Exercise prompt:
Hunt for the word "text" across the entries below, copying each line that holds it.

Data shown:
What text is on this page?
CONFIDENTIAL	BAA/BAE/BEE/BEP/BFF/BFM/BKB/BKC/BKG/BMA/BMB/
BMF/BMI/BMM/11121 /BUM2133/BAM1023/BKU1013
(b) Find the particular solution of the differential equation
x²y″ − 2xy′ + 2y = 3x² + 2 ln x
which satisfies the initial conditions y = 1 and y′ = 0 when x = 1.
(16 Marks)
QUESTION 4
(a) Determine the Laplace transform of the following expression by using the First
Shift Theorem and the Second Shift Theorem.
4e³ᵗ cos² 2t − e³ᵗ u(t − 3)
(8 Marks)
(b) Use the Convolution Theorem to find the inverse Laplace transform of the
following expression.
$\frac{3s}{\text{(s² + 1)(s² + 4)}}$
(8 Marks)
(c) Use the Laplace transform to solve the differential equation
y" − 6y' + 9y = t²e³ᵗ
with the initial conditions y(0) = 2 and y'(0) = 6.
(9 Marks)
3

Solution for this task:
What text is on this page?
$\frac{3s}{\text{(s² + 1)(s² + 4)}}$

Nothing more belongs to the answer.